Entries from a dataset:
--- Start ---
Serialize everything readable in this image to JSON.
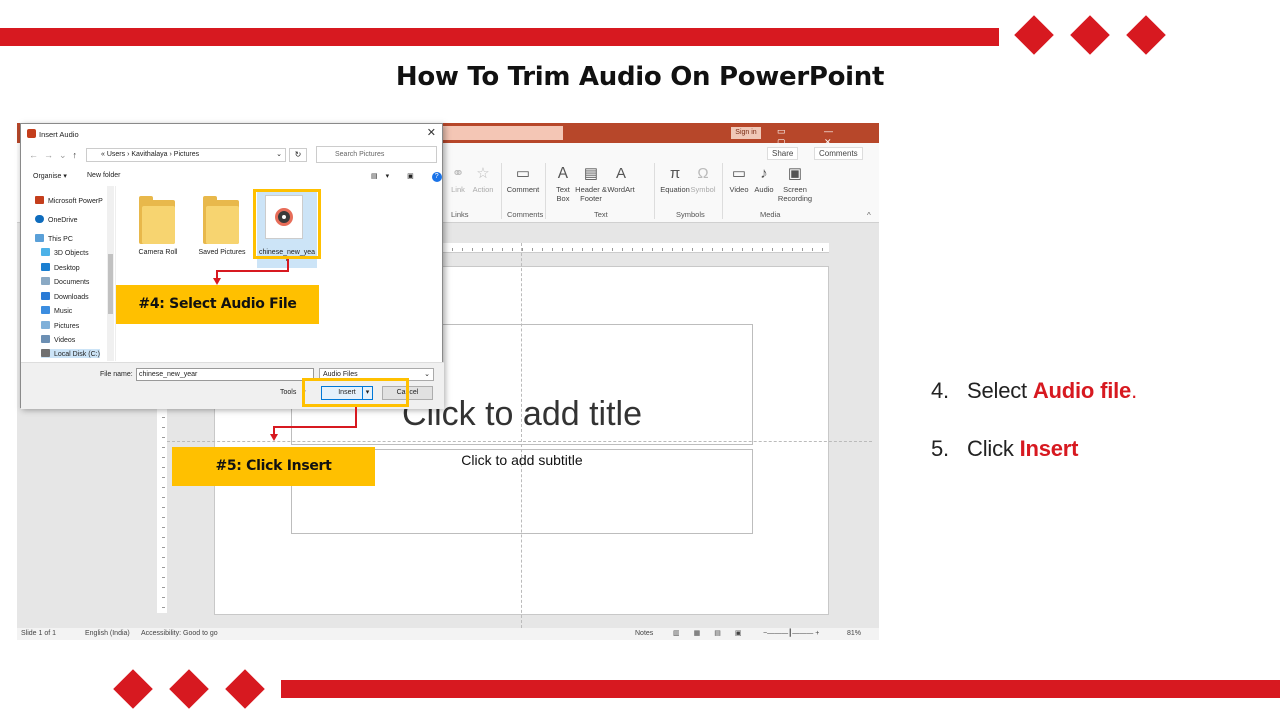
{
  "slide": {
    "title": "How To Trim Audio On PowerPoint",
    "colors": {
      "accent_red": "#d71920",
      "highlight_gold": "#ffc000"
    }
  },
  "powerpoint": {
    "sign_in": "Sign in",
    "share": "Share",
    "comments": "Comments",
    "ribbon_items": [
      {
        "label": "Link",
        "icon": "link-icon"
      },
      {
        "label": "Action",
        "icon": "action-icon"
      },
      {
        "label": "Comment",
        "icon": "comment-icon"
      },
      {
        "label": "Text Box",
        "icon": "text-box-icon"
      },
      {
        "label": "Header & Footer",
        "icon": "header-footer-icon"
      },
      {
        "label": "WordArt",
        "icon": "wordart-icon"
      },
      {
        "label": "Equation",
        "icon": "equation-icon"
      },
      {
        "label": "Symbol",
        "icon": "symbol-icon"
      },
      {
        "label": "Video",
        "icon": "video-icon"
      },
      {
        "label": "Audio",
        "icon": "audio-icon"
      },
      {
        "label": "Screen Recording",
        "icon": "screen-recording-icon"
      }
    ],
    "ribbon_groups": [
      "Links",
      "Comments",
      "Text",
      "Symbols",
      "Media"
    ],
    "title_placeholder": "Click to add title",
    "subtitle_placeholder": "Click to add subtitle",
    "status": {
      "slide": "Slide 1 of 1",
      "language": "English (India)",
      "accessibility": "Accessibility: Good to go",
      "notes": "Notes",
      "zoom": "81%"
    }
  },
  "dialog": {
    "title": "Insert Audio",
    "path": [
      "Users",
      "Kavithalaya",
      "Pictures"
    ],
    "search_placeholder": "Search Pictures",
    "organise": "Organise",
    "new_folder": "New folder",
    "sidebar": [
      "Microsoft PowerP",
      "OneDrive",
      "This PC",
      "3D Objects",
      "Desktop",
      "Documents",
      "Downloads",
      "Music",
      "Pictures",
      "Videos",
      "Local Disk (C:)"
    ],
    "folders": [
      "Camera Roll",
      "Saved Pictures"
    ],
    "audio_file": "chinese_new_yea r",
    "file_name_label": "File name:",
    "file_name_value": "chinese_new_year",
    "file_type": "Audio Files",
    "tools": "Tools",
    "insert": "Insert",
    "cancel": "Cancel"
  },
  "callouts": {
    "select_audio": "#4: Select Audio File",
    "click_insert": "#5: Click Insert"
  },
  "steps": [
    {
      "num": "4.",
      "prefix": "Select ",
      "emphasis": "Audio file",
      "suffix": "."
    },
    {
      "num": "5.",
      "prefix": "Click ",
      "emphasis": "Insert",
      "suffix": ""
    }
  ]
}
--- End ---
• TO DO:
Copy out each line of the material that holds the word "icon".

• EXERCISE OUTPUT:
        "icon": "link-icon"
        "icon": "action-icon"
        "icon": "comment-icon"
        "icon": "text-box-icon"
        "icon": "header-footer-icon"
        "icon": "wordart-icon"
        "icon": "equation-icon"
        "icon": "symbol-icon"
        "icon": "video-icon"
        "icon": "audio-icon"
        "icon": "screen-recording-icon"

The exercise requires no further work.